• [Work to complete] Gather every line that includes the word "olivine", please.

• [Information provided]
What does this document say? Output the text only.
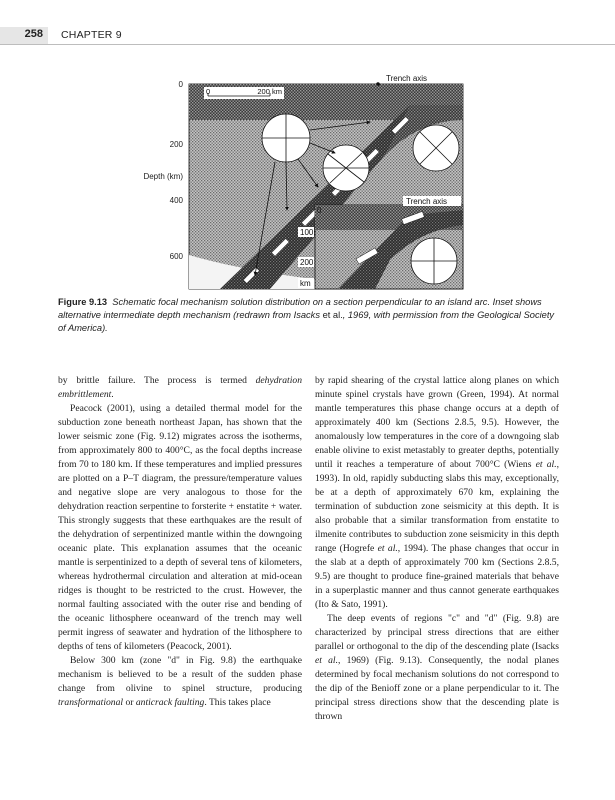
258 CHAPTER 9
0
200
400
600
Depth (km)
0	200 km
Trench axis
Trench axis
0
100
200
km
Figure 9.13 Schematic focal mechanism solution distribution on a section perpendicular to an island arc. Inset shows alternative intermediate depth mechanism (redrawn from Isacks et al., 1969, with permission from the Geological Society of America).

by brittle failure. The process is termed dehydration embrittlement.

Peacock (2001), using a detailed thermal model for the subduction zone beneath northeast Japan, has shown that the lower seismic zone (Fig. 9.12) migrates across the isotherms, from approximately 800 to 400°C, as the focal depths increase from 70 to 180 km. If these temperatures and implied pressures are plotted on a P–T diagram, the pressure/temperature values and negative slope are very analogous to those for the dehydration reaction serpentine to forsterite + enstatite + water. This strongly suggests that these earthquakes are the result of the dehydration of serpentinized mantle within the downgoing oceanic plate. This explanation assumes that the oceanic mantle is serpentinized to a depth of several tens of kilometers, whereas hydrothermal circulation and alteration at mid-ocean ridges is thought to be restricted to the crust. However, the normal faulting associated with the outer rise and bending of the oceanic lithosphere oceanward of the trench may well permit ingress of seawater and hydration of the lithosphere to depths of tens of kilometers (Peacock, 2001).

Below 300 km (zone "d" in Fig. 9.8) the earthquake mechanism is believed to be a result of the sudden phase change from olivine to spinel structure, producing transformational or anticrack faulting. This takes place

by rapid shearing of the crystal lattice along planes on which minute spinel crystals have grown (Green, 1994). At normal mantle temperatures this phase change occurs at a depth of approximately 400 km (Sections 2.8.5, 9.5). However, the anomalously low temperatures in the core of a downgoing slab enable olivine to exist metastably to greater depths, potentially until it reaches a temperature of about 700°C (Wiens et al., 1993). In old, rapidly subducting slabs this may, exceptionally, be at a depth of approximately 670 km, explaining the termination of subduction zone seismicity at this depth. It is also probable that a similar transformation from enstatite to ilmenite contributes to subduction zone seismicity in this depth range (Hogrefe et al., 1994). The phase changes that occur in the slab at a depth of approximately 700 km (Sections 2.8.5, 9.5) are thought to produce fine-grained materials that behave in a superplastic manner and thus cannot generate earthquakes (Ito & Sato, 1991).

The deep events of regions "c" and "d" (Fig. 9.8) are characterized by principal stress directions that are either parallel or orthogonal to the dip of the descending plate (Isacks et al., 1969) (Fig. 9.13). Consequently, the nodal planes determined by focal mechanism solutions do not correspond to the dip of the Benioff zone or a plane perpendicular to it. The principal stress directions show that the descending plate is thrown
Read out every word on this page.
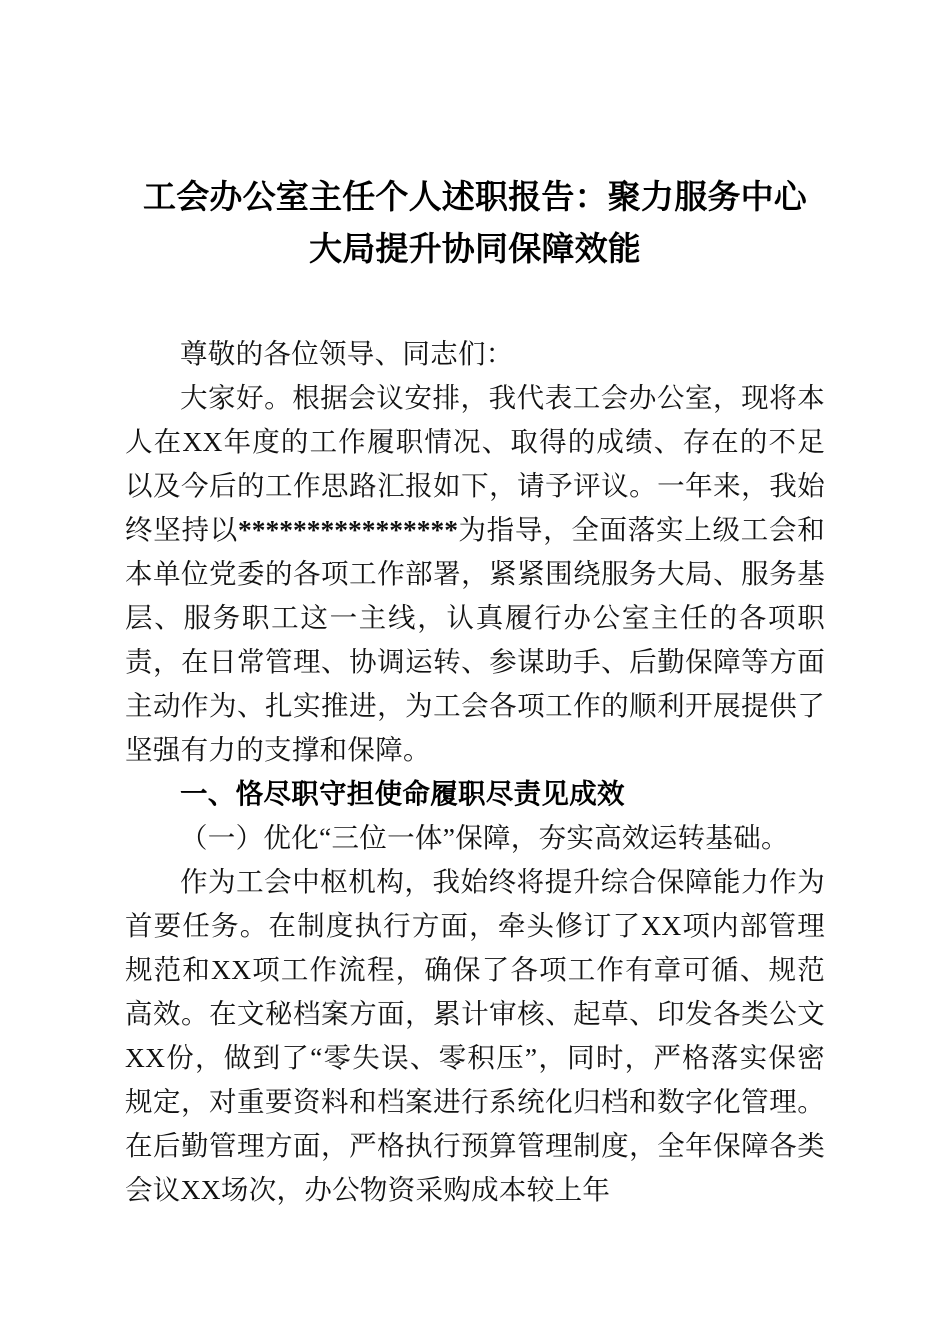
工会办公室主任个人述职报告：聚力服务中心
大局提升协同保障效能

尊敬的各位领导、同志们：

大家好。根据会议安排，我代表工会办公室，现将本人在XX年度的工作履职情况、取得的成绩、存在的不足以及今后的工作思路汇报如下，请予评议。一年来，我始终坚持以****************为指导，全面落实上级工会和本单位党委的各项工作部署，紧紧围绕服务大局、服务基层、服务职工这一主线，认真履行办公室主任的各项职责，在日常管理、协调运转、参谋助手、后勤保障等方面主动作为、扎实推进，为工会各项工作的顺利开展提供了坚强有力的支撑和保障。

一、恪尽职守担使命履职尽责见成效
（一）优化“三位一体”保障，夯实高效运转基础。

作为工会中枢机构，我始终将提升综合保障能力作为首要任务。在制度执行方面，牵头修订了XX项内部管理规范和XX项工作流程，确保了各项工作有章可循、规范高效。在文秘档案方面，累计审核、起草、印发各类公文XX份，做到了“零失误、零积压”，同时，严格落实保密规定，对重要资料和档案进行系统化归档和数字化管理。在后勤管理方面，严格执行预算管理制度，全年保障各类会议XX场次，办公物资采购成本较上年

...

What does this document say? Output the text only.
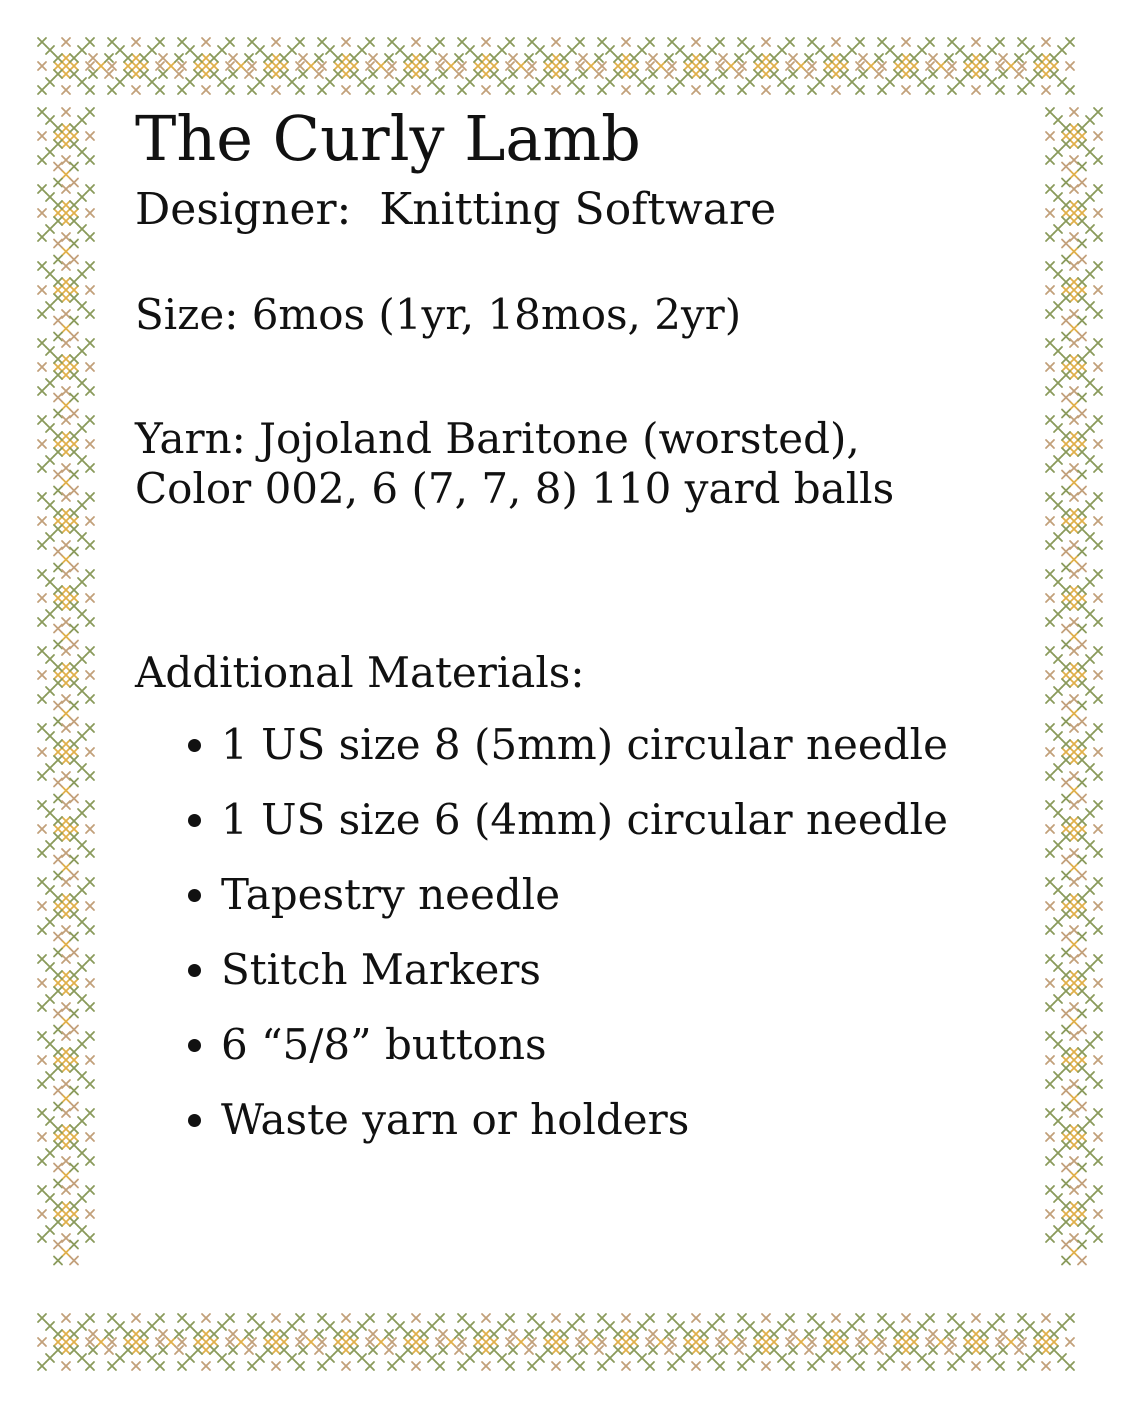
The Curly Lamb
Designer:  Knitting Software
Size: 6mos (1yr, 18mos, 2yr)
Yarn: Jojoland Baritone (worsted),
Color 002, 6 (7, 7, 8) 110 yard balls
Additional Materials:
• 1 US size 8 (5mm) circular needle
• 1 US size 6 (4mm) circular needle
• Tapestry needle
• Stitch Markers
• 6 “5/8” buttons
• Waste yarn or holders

• [Task result]
Below 300 km (zone "d" in Fig. 9.8) the earthquake mechanism is believed to be a result of the sudden phase change from olivine to spinel structure, producing transformational or anticrack faulting. This takes place
by rapid shearing of the crystal lattice along planes on which minute spinel crystals have grown (Green, 1994). At normal mantle temperatures this phase change occurs at a depth of approximately 400 km (Sections 2.8.5, 9.5). However, the anomalously low temperatures in the core of a downgoing slab enable olivine to exist metastably to greater depths, potentially until it reaches a temperature of about 700°C (Wiens et al., 1993). In old, rapidly subducting slabs this may, exceptionally, be at a depth of approximately 670 km, explaining the termination of subduction zone seismicity at this depth. It is also probable that a similar transformation from enstatite to ilmenite contributes to subduction zone seismicity in this depth range (Hogrefe et al., 1994). The phase changes that occur in the slab at a depth of approximately 700 km (Sections 2.8.5, 9.5) are thought to produce fine-grained materials that behave in a superplastic manner and thus cannot generate earthquakes (Ito & Sato, 1991).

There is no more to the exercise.